### EXERCISE
Give only a number in reply. It should be how many lines in the records contain the string "found".

[Page content transcription data]
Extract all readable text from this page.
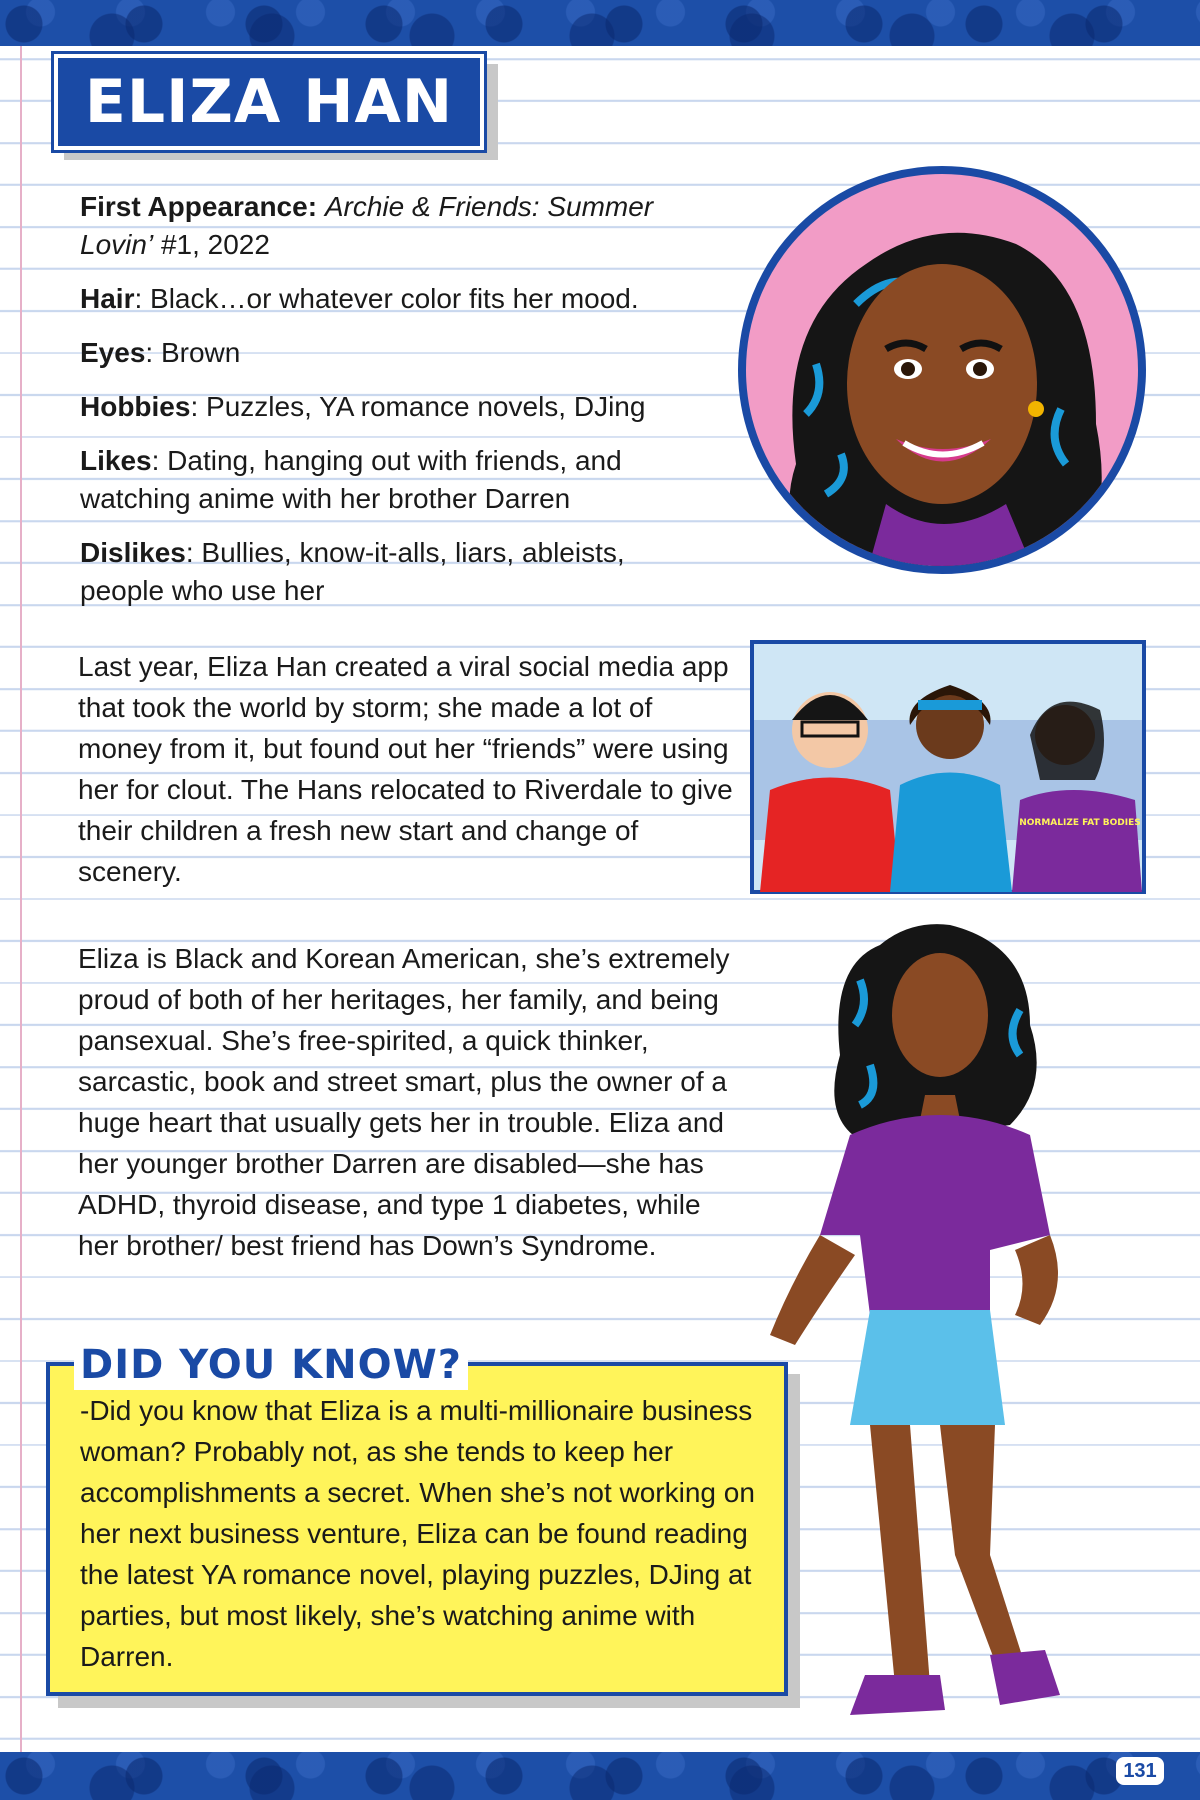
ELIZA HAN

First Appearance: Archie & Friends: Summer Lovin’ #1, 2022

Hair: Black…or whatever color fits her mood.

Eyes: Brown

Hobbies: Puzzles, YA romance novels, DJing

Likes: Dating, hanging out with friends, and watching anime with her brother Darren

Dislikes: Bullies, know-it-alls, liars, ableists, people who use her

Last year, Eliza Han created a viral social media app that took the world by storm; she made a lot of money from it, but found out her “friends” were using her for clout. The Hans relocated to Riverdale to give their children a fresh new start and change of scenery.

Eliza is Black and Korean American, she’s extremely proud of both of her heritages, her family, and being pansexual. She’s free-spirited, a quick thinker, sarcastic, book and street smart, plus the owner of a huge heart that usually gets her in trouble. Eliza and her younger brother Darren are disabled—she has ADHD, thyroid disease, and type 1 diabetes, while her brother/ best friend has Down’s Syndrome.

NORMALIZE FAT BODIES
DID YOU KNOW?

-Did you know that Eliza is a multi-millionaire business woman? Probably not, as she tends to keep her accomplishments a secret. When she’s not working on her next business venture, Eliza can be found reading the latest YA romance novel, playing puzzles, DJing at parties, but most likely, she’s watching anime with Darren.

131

### SOLUTION
2